───── EXTRACTED ENTRIES ─────
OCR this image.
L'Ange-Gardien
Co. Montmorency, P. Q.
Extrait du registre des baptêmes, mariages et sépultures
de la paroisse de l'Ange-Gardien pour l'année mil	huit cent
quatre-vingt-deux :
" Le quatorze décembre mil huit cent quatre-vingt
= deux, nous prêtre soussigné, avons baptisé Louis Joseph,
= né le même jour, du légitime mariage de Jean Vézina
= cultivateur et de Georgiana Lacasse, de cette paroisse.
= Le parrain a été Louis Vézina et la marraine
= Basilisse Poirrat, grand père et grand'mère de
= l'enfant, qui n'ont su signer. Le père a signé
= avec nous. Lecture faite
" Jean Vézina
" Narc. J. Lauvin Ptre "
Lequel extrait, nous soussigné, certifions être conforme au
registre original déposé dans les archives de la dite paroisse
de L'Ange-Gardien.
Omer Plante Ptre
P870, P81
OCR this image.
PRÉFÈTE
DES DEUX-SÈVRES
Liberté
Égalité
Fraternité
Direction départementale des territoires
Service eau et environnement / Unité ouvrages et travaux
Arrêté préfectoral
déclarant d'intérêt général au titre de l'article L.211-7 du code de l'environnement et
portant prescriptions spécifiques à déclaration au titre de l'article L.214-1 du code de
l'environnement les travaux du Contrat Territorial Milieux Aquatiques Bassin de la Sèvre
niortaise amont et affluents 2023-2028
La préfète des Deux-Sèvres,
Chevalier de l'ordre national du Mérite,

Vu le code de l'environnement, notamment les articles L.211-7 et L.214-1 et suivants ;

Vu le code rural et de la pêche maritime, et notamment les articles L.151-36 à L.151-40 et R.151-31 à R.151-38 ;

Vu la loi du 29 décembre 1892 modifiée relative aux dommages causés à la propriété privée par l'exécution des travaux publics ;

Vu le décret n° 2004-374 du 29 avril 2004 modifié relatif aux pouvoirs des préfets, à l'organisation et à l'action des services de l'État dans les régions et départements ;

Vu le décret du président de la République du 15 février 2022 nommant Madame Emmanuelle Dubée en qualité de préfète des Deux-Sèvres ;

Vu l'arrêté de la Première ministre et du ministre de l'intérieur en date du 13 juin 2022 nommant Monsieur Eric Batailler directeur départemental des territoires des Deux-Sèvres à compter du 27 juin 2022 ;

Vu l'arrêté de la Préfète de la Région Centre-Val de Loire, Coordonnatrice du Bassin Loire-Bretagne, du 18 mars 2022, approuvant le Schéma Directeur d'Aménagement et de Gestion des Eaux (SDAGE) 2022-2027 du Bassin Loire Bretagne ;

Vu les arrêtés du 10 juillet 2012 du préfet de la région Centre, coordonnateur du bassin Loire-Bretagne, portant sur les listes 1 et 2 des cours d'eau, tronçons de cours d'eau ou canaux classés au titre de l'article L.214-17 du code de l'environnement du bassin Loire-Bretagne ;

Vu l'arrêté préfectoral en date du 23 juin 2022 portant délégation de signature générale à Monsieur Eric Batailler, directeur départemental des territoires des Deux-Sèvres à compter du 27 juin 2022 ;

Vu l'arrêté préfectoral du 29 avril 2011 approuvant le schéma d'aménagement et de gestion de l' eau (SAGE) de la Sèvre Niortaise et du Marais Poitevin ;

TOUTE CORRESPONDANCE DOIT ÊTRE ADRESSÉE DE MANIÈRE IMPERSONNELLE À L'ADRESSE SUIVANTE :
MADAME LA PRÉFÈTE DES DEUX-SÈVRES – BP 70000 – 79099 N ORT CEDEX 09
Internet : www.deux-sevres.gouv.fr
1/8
─────
YOUR TASK: Return the material exactly as it stands.

TASK SOLUTION:
OCR this image.
L'Ange-Gardien
Co. Montmorency, P. Q.
Extrait du registre des baptêmes, mariages et sépultures
de la paroisse de l'Ange-Gardien pour l'année mil	huit cent
quatre-vingt-deux :
" Le quatorze décembre mil huit cent quatre-vingt
= deux, nous prêtre soussigné, avons baptisé Louis Joseph,
= né le même jour, du légitime mariage de Jean Vézina
= cultivateur et de Georgiana Lacasse, de cette paroisse.
= Le parrain a été Louis Vézina et la marraine
= Basilisse Poirrat, grand père et grand'mère de
= l'enfant, qui n'ont su signer. Le père a signé
= avec nous. Lecture faite
" Jean Vézina
" Narc. J. Lauvin Ptre "
Lequel extrait, nous soussigné, certifions être conforme au
registre original déposé dans les archives de la dite paroisse
de L'Ange-Gardien.
Omer Plante Ptre
P870, P81
OCR this image.
PRÉFÈTE
DES DEUX-SÈVRES
Liberté
Égalité
Fraternité
Direction départementale des territoires
Service eau et environnement / Unité ouvrages et travaux
Arrêté préfectoral
déclarant d'intérêt général au titre de l'article L.211-7 du code de l'environnement et
portant prescriptions spécifiques à déclaration au titre de l'article L.214-1 du code de
l'environnement les travaux du Contrat Territorial Milieux Aquatiques Bassin de la Sèvre
niortaise amont et affluents 2023-2028
La préfète des Deux-Sèvres,
Chevalier de l'ordre national du Mérite,

Vu le code de l'environnement, notamment les articles L.211-7 et L.214-1 et suivants ;

Vu le code rural et de la pêche maritime, et notamment les articles L.151-36 à L.151-40 et R.151-31 à R.151-38 ;

Vu la loi du 29 décembre 1892 modifiée relative aux dommages causés à la propriété privée par l'exécution des travaux publics ;

Vu le décret n° 2004-374 du 29 avril 2004 modifié relatif aux pouvoirs des préfets, à l'organisation et à l'action des services de l'État dans les régions et départements ;

Vu le décret du président de la République du 15 février 2022 nommant Madame Emmanuelle Dubée en qualité de préfète des Deux-Sèvres ;

Vu l'arrêté de la Première ministre et du ministre de l'intérieur en date du 13 juin 2022 nommant Monsieur Eric Batailler directeur départemental des territoires des Deux-Sèvres à compter du 27 juin 2022 ;

Vu l'arrêté de la Préfète de la Région Centre-Val de Loire, Coordonnatrice du Bassin Loire-Bretagne, du 18 mars 2022, approuvant le Schéma Directeur d'Aménagement et de Gestion des Eaux (SDAGE) 2022-2027 du Bassin Loire Bretagne ;

Vu les arrêtés du 10 juillet 2012 du préfet de la région Centre, coordonnateur du bassin Loire-Bretagne, portant sur les listes 1 et 2 des cours d'eau, tronçons de cours d'eau ou canaux classés au titre de l'article L.214-17 du code de l'environnement du bassin Loire-Bretagne ;

Vu l'arrêté préfectoral en date du 23 juin 2022 portant délégation de signature générale à Monsieur Eric Batailler, directeur départemental des territoires des Deux-Sèvres à compter du 27 juin 2022 ;

Vu l'arrêté préfectoral du 29 avril 2011 approuvant le schéma d'aménagement et de gestion de l' eau (SAGE) de la Sèvre Niortaise et du Marais Poitevin ;

TOUTE CORRESPONDANCE DOIT ÊTRE ADRESSÉE DE MANIÈRE IMPERSONNELLE À L'ADRESSE SUIVANTE :
MADAME LA PRÉFÈTE DES DEUX-SÈVRES – BP 70000 – 79099 N ORT CEDEX 09
Internet : www.deux-sevres.gouv.fr
1/8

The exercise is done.